● **DO THIS**:
In the entries below, identify every line with the string "Department" and copy it.

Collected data
^^^^

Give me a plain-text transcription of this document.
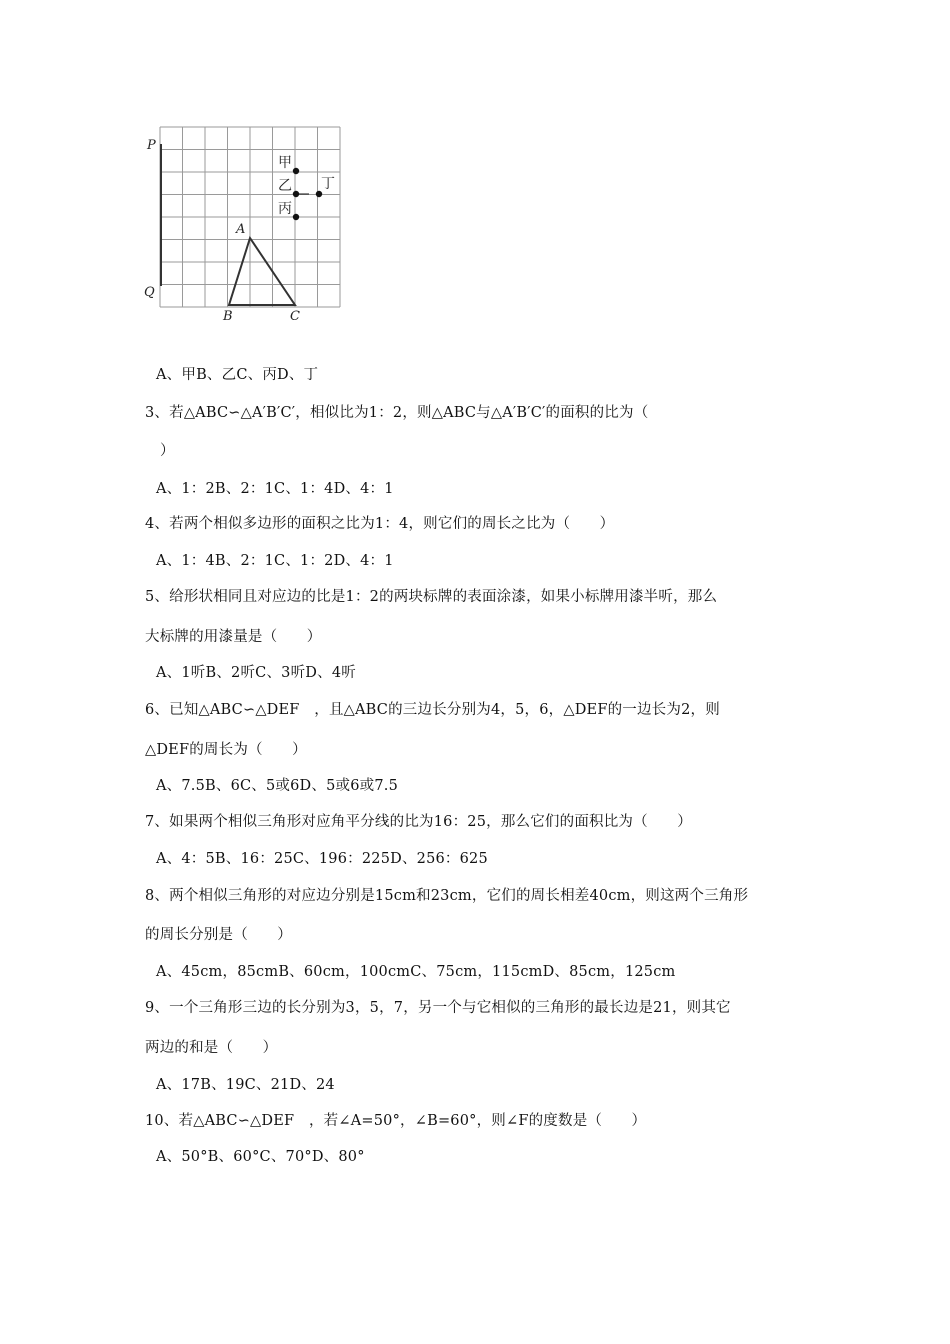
P
Q
A
B	C
甲
乙
丙
丁
A、甲B、乙C、丙D、丁
3、若△ABC∽△A′B′C′，相似比为1：2，则△ABC与△A′B′C′的面积的比为（
）
A、1：2B、2：1C、1：4D、4：1
4、若两个相似多边形的面积之比为1：4，则它们的周长之比为（　　）
A、1：4B、2：1C、1：2D、4：1
5、给形状相同且对应边的比是1：2的两块标牌的表面涂漆，如果小标牌用漆半听，那么
大标牌的用漆量是（　　）
A、1听B、2听C、3听D、4听
6、已知△ABC∽△DEF　，且△ABC的三边长分别为4，5，6，△DEF的一边长为2，则
△DEF的周长为（　　）
A、7.5B、6C、5或6D、5或6或7.5
7、如果两个相似三角形对应角平分线的比为16：25，那么它们的面积比为（　　）
A、4：5B、16：25C、196：225D、256：625
8、两个相似三角形的对应边分别是15cm和23cm，它们的周长相差40cm，则这两个三角形
的周长分别是（　　）
A、45cm，85cmB、60cm，100cmC、75cm，115cmD、85cm，125cm
9、一个三角形三边的长分别为3，5，7，另一个与它相似的三角形的最长边是21，则其它
两边的和是（　　）
A、17B、19C、21D、24
10、若△ABC∽△DEF　，若∠A=50°，∠B=60°，则∠F的度数是（　　）
A、50°B、60°C、70°D、80°
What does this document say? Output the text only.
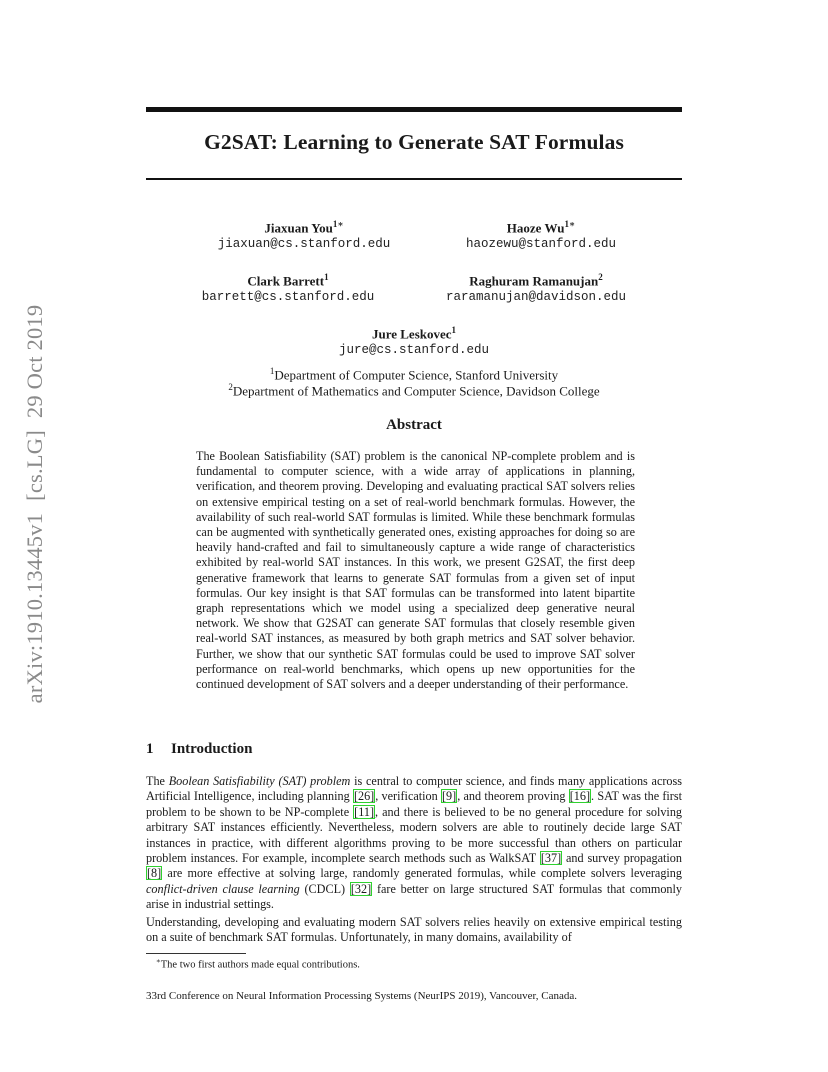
arXiv:1910.13445v1[cs.LG]29 Oct 2019
G2SAT: Learning to Generate SAT Formulas
Jiaxuan You$^{1∗}$
jiaxuan@cs.stanford.edu
Haoze $Wu^{1∗}$
haozewu@stanford.edu
Clark Barrett$^1$
barrett@cs.stanford.edu
Raghuram Ramanujan$^2$
raramanujan@davidson.edu
Jure Leskovec$^1$
jure@cs.stanford.edu
$^1$Department of Computer Science, Stanford University
$^2$Department of Mathematics and Computer Science, Davidson College
Abstract
The Boolean Satisfiability (SAT) problem is the canonical NP-complete problem and is fundamental to computer science, with a wide array of applications in planning, verification, and theorem proving. Developing and evaluating practical SAT solvers relies on extensive empirical testing on a set of real-world benchmark formulas. However, the availability of such real-world SAT formulas is limited. While these benchmark formulas can be augmented with synthetically generated ones, existing approaches for doing so are heavily hand-crafted and fail to simultaneously capture a wide range of characteristics exhibited by real-world SAT instances. In this work, we present G2SAT, the first deep generative framework that learns to generate SAT formulas from a given set of input formulas. Our key insight is that SAT formulas can be transformed into latent bipartite graph representations which we model using a specialized deep generative neural network. We show that G2SAT can generate SAT formulas that closely resemble given real-world SAT instances, as measured by both graph metrics and SAT solver behavior. Further, we show that our synthetic SAT formulas could be used to improve SAT solver performance on real-world benchmarks, which opens up new opportunities for the continued development of SAT solvers and a deeper understanding of their performance.
1 Introduction
The Boolean Satisfiability (SAT) problem is central to computer science, and finds many applications across Artificial Intelligence, including planning [26], verification [9], and theorem proving [16]. SAT was the first problem to be shown to be NP-complete [11], and there is believed to be no general procedure for solving arbitrary SAT instances efficiently. Nevertheless, modern solvers are able to routinely decide large SAT instances in practice, with different algorithms proving to be more successful than others on particular problem instances. For example, incomplete search methods such as WalkSAT [37] and survey propagation [8] are more effective at solving large, randomly generated formulas, while complete solvers leveraging conflict-driven clause learning (CDCL) [32] fare better on large structured SAT formulas that commonly arise in industrial settings.
Understanding, developing and evaluating modern SAT solvers relies heavily on extensive empirical testing on a suite of benchmark SAT formulas. Unfortunately, in many domains, availability of
∗The two first authors made equal contributions.
33rd Conference on Neural Information Processing Systems (NeurIPS 2019), Vancouver, Canada.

^^^^

● **REPLY**:
$^1$Department of Computer Science, Stanford University
$^2$Department of Mathematics and Computer Science, Davidson College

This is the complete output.